# Source document:
★ ★ ★

When Alice uses her WUI, upload will be disabled until and unless she pastes
one or more authority strings into a special "storage authority" box. TODO:
Once pasted, we'll use some trick to keep the authority around in a
convenient-yet-safe fashion.
When Alice uses her javascript-based web drive, the javascript program will
be launched with some trick to hand it the storage authorities, perhaps via a
fragment identifier (http://server/path#fragment).
If Alice decides that she wants Amy to have some space, she takes the
authority string that Bob gave her and uses it to create one for Amy:
tahoe authority dump (authority string XYZ..)
--> explanation of what is in XYZ
tahoe authority delegate --account 4,1 --space 2GB (authority string XYZ..)
--> (new authority string ABC..)
Alice sends the ABC string to Amy, who uses "tahoe client add-authority" to
start using it.

★ ★ ★

# Set problem a:
Rewrite the listing as a numbered list with blank lines left out, from the line with "y-tick-label: 21.5 (61, 342, 90, 359)" through the end of the listing.

# Data:
★ ★ ★

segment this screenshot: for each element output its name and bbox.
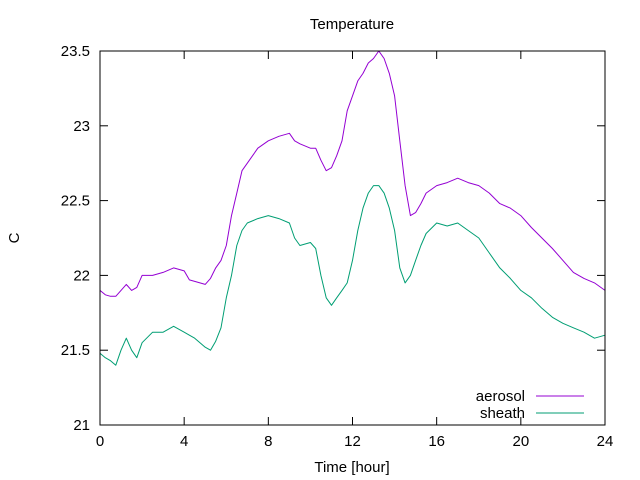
y-tick-label: 21.5 (61, 342, 90, 359)
y-tick-label: 22.5 (61, 193, 90, 210)
legend-label-aerosol: aerosol (476, 388, 525, 405)
plot-frame (99, 50, 606, 426)
chart-title: Temperature (310, 16, 394, 33)
x-tick-label: 12 (344, 433, 361, 450)
x-tick-label: 20 (512, 433, 529, 450)
x-tick-label: 8 (264, 433, 272, 450)
series-layer (99, 50, 606, 366)
y-tick-label: 23.5 (61, 43, 90, 60)
series-line-sheath (99, 185, 606, 366)
series-line-aerosol (99, 50, 606, 297)
x-tick-label: 4 (180, 433, 188, 450)
y-tick-label: 22 (73, 267, 90, 284)
x-tick-label: 24 (597, 433, 614, 450)
legend-label-sheath: sheath (480, 405, 525, 422)
x-tick-label: 0 (96, 433, 104, 450)
y-tick-label: 21 (73, 417, 90, 434)
y-axis-label: C (6, 232, 23, 243)
x-axis-label: Time [hour] (314, 459, 389, 476)
axis-ticks: 0 4 8 12 16 20 24 21 21.5 22 22.5 23 23.5 (61, 43, 614, 450)
y-tick-label: 23 (73, 118, 90, 135)
x-tick-label: 16 (428, 433, 445, 450)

★ ★ ★

# Set problem b:
Say whether each statement agrees with the note on storage authority, and quote the deciding words of the note for each one.
(i) In Alice's WUI, upload stays disabled until she pastes at least one authority string into a special box.
(ii) Alice makes Amy's authority string from the one Bob gave her.
(iii) Amy starts using the new string with "tahoe authority dump".

# Finished answer a:
1. y-tick-label: 21.5 (61, 342, 90, 359)
2. y-tick-label: 22.5 (61, 193, 90, 210)
3. legend-label-aerosol: aerosol (476, 388, 525, 405)
4. plot-frame (99, 50, 606, 426)
5. chart-title: Temperature (310, 16, 394, 33)
6. x-tick-label: 12 (344, 433, 361, 450)
7. x-tick-label: 20 (512, 433, 529, 450)
8. x-tick-label: 8 (264, 433, 272, 450)
9. series-layer (99, 50, 606, 366)
10. y-tick-label: 23.5 (61, 43, 90, 60)
11. series-line-sheath (99, 185, 606, 366)
12. series-line-aerosol (99, 50, 606, 297)
13. x-tick-label: 4 (180, 433, 188, 450)
14. y-tick-label: 22 (73, 267, 90, 284)
15. x-tick-label: 24 (597, 433, 614, 450)
16. legend-label-sheath: sheath (480, 405, 525, 422)
17. x-tick-label: 0 (96, 433, 104, 450)
18. y-tick-label: 21 (73, 417, 90, 434)
19. y-axis-label: C (6, 232, 23, 243)
20. x-axis-label: Time [hour] (314, 459, 389, 476)
21. axis-ticks: 0 4 8 12 16 20 24 21 21.5 22 22.5 23 23.5 (61, 43, 614, 450)
22. y-tick-label: 23 (73, 118, 90, 135)
23. x-tick-label: 16 (428, 433, 445, 450)

# Finished answer b:
(i) Yes: "upload will be disabled until and unless she pastes one or more authority strings into a special "storage authority" box"
(ii) Yes: "she takes the authority string that Bob gave her and uses it to create one for Amy"
(iii) No: "who uses "tahoe client add-authority" to start using it"